» EXERCISE OBJECTIVE
Repeat the lines beginning at the one with "Transcribe this image's" and running to the end of the material, keeping the first and last of them, exactly as they appear.

+ + + + + + +

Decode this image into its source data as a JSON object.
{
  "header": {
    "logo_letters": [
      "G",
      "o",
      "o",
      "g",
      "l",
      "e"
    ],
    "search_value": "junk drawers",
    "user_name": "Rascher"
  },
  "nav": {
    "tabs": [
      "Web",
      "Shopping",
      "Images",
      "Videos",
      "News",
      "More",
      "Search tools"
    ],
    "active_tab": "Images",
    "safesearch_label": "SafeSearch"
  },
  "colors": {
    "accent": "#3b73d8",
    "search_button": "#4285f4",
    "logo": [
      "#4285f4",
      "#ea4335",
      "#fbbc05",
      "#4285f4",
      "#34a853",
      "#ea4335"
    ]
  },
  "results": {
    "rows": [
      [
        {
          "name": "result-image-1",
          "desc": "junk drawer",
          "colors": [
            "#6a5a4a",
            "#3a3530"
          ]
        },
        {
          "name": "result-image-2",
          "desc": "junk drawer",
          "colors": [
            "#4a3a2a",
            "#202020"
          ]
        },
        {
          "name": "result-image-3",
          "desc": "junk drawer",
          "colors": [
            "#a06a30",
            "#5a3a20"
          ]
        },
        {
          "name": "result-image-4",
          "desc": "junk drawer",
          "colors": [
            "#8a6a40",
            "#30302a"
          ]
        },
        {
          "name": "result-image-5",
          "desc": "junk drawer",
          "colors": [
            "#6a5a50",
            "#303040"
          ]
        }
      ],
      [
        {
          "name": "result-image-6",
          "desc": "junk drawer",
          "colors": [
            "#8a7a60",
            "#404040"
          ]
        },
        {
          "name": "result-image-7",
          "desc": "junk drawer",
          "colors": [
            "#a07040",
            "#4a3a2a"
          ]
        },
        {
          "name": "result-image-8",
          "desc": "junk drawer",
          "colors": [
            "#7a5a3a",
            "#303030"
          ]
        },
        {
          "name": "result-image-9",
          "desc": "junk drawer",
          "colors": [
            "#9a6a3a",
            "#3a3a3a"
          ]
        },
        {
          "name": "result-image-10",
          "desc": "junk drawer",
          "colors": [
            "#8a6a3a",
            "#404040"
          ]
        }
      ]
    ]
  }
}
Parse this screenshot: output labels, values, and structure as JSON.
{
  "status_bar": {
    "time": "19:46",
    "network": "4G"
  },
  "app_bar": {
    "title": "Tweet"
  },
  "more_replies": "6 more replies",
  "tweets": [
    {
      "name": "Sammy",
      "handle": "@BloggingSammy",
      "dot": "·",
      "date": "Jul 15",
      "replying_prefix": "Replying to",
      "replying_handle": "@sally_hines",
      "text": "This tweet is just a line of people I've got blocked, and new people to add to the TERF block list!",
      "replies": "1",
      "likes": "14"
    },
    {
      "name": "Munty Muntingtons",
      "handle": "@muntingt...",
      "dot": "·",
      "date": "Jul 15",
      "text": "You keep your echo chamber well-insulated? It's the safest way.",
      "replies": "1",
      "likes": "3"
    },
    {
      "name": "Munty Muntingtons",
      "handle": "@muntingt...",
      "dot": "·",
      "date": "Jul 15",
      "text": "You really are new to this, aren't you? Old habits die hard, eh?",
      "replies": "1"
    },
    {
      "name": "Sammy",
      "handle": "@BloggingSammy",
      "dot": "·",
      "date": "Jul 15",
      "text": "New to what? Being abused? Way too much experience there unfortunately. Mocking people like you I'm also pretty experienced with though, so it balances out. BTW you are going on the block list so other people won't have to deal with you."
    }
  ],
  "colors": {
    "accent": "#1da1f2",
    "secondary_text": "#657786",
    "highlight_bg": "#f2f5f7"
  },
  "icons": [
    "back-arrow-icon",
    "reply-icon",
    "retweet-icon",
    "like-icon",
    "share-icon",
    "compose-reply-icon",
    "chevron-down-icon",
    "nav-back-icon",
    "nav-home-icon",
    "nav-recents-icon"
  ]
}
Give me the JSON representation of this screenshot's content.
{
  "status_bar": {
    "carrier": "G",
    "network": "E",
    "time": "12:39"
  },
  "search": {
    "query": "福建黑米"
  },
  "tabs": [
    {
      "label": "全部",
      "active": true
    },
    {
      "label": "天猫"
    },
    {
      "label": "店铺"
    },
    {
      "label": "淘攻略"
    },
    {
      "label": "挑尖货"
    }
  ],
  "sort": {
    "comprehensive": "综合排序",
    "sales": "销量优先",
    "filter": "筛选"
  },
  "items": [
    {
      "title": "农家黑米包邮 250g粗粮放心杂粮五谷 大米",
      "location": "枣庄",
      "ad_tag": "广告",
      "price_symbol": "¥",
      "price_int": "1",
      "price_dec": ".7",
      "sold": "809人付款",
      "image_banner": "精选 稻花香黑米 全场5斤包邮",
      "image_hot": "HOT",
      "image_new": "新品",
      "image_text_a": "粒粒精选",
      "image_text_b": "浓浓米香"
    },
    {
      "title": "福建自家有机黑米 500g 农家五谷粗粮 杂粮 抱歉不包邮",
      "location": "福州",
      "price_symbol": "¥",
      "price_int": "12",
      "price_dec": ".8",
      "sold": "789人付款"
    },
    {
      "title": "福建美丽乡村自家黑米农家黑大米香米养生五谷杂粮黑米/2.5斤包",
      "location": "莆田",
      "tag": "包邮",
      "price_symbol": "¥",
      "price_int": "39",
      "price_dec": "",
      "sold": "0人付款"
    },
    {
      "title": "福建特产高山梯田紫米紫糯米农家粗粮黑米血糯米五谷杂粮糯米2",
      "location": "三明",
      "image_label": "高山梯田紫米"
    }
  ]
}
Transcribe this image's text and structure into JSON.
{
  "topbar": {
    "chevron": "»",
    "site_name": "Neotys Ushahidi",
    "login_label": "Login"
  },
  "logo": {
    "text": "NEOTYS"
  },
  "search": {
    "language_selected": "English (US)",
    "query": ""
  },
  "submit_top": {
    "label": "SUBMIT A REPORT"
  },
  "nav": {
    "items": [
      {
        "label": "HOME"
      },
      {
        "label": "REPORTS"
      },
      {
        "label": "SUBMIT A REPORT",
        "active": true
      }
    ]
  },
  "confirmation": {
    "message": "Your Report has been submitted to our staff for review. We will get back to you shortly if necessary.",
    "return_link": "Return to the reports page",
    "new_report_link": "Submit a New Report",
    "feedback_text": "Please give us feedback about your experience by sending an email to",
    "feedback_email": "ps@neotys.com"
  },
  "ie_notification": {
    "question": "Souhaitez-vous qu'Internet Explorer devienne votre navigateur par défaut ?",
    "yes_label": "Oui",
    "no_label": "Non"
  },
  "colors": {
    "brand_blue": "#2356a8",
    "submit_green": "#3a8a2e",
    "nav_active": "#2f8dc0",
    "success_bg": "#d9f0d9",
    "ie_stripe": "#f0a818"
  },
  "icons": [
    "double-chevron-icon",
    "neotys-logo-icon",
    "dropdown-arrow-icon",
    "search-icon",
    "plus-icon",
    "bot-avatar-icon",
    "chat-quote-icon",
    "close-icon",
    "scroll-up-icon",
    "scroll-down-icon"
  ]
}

+ + + + + + +

» EXERCISE RESPONSE
Transcribe this image's text and structure into JSON.
{
  "topbar": {
    "chevron": "»",
    "site_name": "Neotys Ushahidi",
    "login_label": "Login"
  },
  "logo": {
    "text": "NEOTYS"
  },
  "search": {
    "language_selected": "English (US)",
    "query": ""
  },
  "submit_top": {
    "label": "SUBMIT A REPORT"
  },
  "nav": {
    "items": [
      {
        "label": "HOME"
      },
      {
        "label": "REPORTS"
      },
      {
        "label": "SUBMIT A REPORT",
        "active": true
      }
    ]
  },
  "confirmation": {
    "message": "Your Report has been submitted to our staff for review. We will get back to you shortly if necessary.",
    "return_link": "Return to the reports page",
    "new_report_link": "Submit a New Report",
    "feedback_text": "Please give us feedback about your experience by sending an email to",
    "feedback_email": "ps@neotys.com"
  },
  "ie_notification": {
    "question": "Souhaitez-vous qu'Internet Explorer devienne votre navigateur par défaut ?",
    "yes_label": "Oui",
    "no_label": "Non"
  },
  "colors": {
    "brand_blue": "#2356a8",
    "submit_green": "#3a8a2e",
    "nav_active": "#2f8dc0",
    "success_bg": "#d9f0d9",
    "ie_stripe": "#f0a818"
  },
  "icons": [
    "double-chevron-icon",
    "neotys-logo-icon",
    "dropdown-arrow-icon",
    "search-icon",
    "plus-icon",
    "bot-avatar-icon",
    "chat-quote-icon",
    "close-icon",
    "scroll-up-icon",
    "scroll-down-icon"
  ]
}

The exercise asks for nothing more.